Required task: The entries below should be transcribed in their entirety, exactly as written.

● ● ● ● ● ● ●

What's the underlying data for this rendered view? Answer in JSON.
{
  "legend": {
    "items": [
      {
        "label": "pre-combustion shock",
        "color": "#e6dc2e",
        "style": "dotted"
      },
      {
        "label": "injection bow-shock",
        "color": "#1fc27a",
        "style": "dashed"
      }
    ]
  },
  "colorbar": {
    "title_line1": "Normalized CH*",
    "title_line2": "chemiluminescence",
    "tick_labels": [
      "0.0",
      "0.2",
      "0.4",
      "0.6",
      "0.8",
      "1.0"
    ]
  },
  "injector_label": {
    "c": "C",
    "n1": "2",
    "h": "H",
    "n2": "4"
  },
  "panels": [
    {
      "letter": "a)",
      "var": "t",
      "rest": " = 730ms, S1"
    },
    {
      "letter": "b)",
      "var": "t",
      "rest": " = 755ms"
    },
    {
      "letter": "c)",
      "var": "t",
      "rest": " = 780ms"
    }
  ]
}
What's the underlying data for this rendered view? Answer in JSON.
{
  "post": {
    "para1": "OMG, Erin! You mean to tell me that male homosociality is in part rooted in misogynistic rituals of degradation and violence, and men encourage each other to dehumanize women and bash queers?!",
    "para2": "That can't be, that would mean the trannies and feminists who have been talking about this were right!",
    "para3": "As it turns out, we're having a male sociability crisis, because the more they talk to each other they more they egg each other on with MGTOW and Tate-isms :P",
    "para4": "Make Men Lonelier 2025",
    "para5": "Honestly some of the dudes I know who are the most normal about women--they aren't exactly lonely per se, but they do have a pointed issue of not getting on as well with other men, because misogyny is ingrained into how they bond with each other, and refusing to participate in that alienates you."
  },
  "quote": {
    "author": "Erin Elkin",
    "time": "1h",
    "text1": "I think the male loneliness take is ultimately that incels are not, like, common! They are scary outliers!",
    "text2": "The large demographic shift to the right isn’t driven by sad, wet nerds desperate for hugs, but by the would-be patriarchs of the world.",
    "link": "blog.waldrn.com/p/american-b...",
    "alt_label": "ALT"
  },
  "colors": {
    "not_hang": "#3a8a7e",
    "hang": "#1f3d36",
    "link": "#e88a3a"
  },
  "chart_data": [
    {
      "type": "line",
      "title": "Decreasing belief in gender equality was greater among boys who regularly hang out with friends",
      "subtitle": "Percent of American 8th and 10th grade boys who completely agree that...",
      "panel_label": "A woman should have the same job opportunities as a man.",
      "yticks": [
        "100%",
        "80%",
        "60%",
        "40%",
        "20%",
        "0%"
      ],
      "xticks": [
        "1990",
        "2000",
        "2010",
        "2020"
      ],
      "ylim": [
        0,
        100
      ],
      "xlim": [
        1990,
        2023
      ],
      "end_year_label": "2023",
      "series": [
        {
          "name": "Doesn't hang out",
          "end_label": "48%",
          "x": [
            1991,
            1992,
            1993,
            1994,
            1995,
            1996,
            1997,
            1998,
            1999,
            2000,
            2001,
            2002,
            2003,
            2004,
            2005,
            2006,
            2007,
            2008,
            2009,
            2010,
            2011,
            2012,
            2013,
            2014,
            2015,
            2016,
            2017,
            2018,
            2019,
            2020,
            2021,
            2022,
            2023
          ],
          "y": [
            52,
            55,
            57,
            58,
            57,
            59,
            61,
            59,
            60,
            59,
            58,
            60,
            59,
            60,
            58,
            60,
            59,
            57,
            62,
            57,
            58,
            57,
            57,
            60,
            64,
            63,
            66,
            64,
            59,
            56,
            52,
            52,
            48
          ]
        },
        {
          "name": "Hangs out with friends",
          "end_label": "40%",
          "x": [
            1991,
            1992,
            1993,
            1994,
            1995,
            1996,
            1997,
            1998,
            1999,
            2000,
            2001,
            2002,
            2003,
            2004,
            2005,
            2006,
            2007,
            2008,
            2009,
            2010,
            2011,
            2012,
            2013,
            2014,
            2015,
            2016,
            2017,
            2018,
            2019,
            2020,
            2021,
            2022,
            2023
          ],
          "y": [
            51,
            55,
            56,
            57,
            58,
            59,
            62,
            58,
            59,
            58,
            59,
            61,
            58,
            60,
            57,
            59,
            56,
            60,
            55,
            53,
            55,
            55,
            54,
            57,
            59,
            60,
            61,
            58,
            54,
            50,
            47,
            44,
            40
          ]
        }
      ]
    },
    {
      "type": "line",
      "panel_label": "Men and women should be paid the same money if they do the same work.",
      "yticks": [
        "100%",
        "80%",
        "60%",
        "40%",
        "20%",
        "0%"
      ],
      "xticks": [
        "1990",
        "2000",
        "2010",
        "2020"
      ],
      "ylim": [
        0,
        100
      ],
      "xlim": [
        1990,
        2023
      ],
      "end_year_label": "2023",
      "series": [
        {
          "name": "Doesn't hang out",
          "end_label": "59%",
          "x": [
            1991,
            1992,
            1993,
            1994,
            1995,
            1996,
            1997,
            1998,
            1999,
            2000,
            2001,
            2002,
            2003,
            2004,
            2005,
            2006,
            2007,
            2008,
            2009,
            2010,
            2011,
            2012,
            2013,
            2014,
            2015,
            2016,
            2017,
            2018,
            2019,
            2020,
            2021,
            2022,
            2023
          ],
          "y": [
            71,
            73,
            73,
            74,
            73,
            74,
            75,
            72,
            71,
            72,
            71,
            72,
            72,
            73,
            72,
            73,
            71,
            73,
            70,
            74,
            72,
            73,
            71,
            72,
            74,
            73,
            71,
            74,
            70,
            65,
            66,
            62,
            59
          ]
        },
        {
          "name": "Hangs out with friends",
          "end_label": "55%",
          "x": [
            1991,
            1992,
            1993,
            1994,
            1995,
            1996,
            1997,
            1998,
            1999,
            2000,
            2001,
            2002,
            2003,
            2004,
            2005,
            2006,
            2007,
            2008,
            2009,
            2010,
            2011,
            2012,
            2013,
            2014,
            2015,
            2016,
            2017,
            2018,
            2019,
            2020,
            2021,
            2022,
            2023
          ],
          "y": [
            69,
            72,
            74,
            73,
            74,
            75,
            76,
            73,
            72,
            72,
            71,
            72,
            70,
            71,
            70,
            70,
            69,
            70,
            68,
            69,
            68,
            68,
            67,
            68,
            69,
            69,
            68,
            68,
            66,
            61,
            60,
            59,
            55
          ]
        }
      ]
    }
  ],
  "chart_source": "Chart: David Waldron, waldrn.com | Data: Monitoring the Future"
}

● ● ● ● ● ● ●

Solution to the problem:
What's the underlying data for this rendered view? Answer in JSON.
{
  "legend": {
    "items": [
      {
        "label": "pre-combustion shock",
        "color": "#e6dc2e",
        "style": "dotted"
      },
      {
        "label": "injection bow-shock",
        "color": "#1fc27a",
        "style": "dashed"
      }
    ]
  },
  "colorbar": {
    "title_line1": "Normalized CH*",
    "title_line2": "chemiluminescence",
    "tick_labels": [
      "0.0",
      "0.2",
      "0.4",
      "0.6",
      "0.8",
      "1.0"
    ]
  },
  "injector_label": {
    "c": "C",
    "n1": "2",
    "h": "H",
    "n2": "4"
  },
  "panels": [
    {
      "letter": "a)",
      "var": "t",
      "rest": " = 730ms, S1"
    },
    {
      "letter": "b)",
      "var": "t",
      "rest": " = 755ms"
    },
    {
      "letter": "c)",
      "var": "t",
      "rest": " = 780ms"
    }
  ]
}
What's the underlying data for this rendered view? Answer in JSON.
{
  "post": {
    "para1": "OMG, Erin! You mean to tell me that male homosociality is in part rooted in misogynistic rituals of degradation and violence, and men encourage each other to dehumanize women and bash queers?!",
    "para2": "That can't be, that would mean the trannies and feminists who have been talking about this were right!",
    "para3": "As it turns out, we're having a male sociability crisis, because the more they talk to each other they more they egg each other on with MGTOW and Tate-isms :P",
    "para4": "Make Men Lonelier 2025",
    "para5": "Honestly some of the dudes I know who are the most normal about women--they aren't exactly lonely per se, but they do have a pointed issue of not getting on as well with other men, because misogyny is ingrained into how they bond with each other, and refusing to participate in that alienates you."
  },
  "quote": {
    "author": "Erin Elkin",
    "time": "1h",
    "text1": "I think the male loneliness take is ultimately that incels are not, like, common! They are scary outliers!",
    "text2": "The large demographic shift to the right isn’t driven by sad, wet nerds desperate for hugs, but by the would-be patriarchs of the world.",
    "link": "blog.waldrn.com/p/american-b...",
    "alt_label": "ALT"
  },
  "colors": {
    "not_hang": "#3a8a7e",
    "hang": "#1f3d36",
    "link": "#e88a3a"
  },
  "chart_data": [
    {
      "type": "line",
      "title": "Decreasing belief in gender equality was greater among boys who regularly hang out with friends",
      "subtitle": "Percent of American 8th and 10th grade boys who completely agree that...",
      "panel_label": "A woman should have the same job opportunities as a man.",
      "yticks": [
        "100%",
        "80%",
        "60%",
        "40%",
        "20%",
        "0%"
      ],
      "xticks": [
        "1990",
        "2000",
        "2010",
        "2020"
      ],
      "ylim": [
        0,
        100
      ],
      "xlim": [
        1990,
        2023
      ],
      "end_year_label": "2023",
      "series": [
        {
          "name": "Doesn't hang out",
          "end_label": "48%",
          "x": [
            1991,
            1992,
            1993,
            1994,
            1995,
            1996,
            1997,
            1998,
            1999,
            2000,
            2001,
            2002,
            2003,
            2004,
            2005,
            2006,
            2007,
            2008,
            2009,
            2010,
            2011,
            2012,
            2013,
            2014,
            2015,
            2016,
            2017,
            2018,
            2019,
            2020,
            2021,
            2022,
            2023
          ],
          "y": [
            52,
            55,
            57,
            58,
            57,
            59,
            61,
            59,
            60,
            59,
            58,
            60,
            59,
            60,
            58,
            60,
            59,
            57,
            62,
            57,
            58,
            57,
            57,
            60,
            64,
            63,
            66,
            64,
            59,
            56,
            52,
            52,
            48
          ]
        },
        {
          "name": "Hangs out with friends",
          "end_label": "40%",
          "x": [
            1991,
            1992,
            1993,
            1994,
            1995,
            1996,
            1997,
            1998,
            1999,
            2000,
            2001,
            2002,
            2003,
            2004,
            2005,
            2006,
            2007,
            2008,
            2009,
            2010,
            2011,
            2012,
            2013,
            2014,
            2015,
            2016,
            2017,
            2018,
            2019,
            2020,
            2021,
            2022,
            2023
          ],
          "y": [
            51,
            55,
            56,
            57,
            58,
            59,
            62,
            58,
            59,
            58,
            59,
            61,
            58,
            60,
            57,
            59,
            56,
            60,
            55,
            53,
            55,
            55,
            54,
            57,
            59,
            60,
            61,
            58,
            54,
            50,
            47,
            44,
            40
          ]
        }
      ]
    },
    {
      "type": "line",
      "panel_label": "Men and women should be paid the same money if they do the same work.",
      "yticks": [
        "100%",
        "80%",
        "60%",
        "40%",
        "20%",
        "0%"
      ],
      "xticks": [
        "1990",
        "2000",
        "2010",
        "2020"
      ],
      "ylim": [
        0,
        100
      ],
      "xlim": [
        1990,
        2023
      ],
      "end_year_label": "2023",
      "series": [
        {
          "name": "Doesn't hang out",
          "end_label": "59%",
          "x": [
            1991,
            1992,
            1993,
            1994,
            1995,
            1996,
            1997,
            1998,
            1999,
            2000,
            2001,
            2002,
            2003,
            2004,
            2005,
            2006,
            2007,
            2008,
            2009,
            2010,
            2011,
            2012,
            2013,
            2014,
            2015,
            2016,
            2017,
            2018,
            2019,
            2020,
            2021,
            2022,
            2023
          ],
          "y": [
            71,
            73,
            73,
            74,
            73,
            74,
            75,
            72,
            71,
            72,
            71,
            72,
            72,
            73,
            72,
            73,
            71,
            73,
            70,
            74,
            72,
            73,
            71,
            72,
            74,
            73,
            71,
            74,
            70,
            65,
            66,
            62,
            59
          ]
        },
        {
          "name": "Hangs out with friends",
          "end_label": "55%",
          "x": [
            1991,
            1992,
            1993,
            1994,
            1995,
            1996,
            1997,
            1998,
            1999,
            2000,
            2001,
            2002,
            2003,
            2004,
            2005,
            2006,
            2007,
            2008,
            2009,
            2010,
            2011,
            2012,
            2013,
            2014,
            2015,
            2016,
            2017,
            2018,
            2019,
            2020,
            2021,
            2022,
            2023
          ],
          "y": [
            69,
            72,
            74,
            73,
            74,
            75,
            76,
            73,
            72,
            72,
            71,
            72,
            70,
            71,
            70,
            70,
            69,
            70,
            68,
            69,
            68,
            68,
            67,
            68,
            69,
            69,
            68,
            68,
            66,
            61,
            60,
            59,
            55
          ]
        }
      ]
    }
  ],
  "chart_source": "Chart: David Waldron, waldrn.com | Data: Monitoring the Future"
}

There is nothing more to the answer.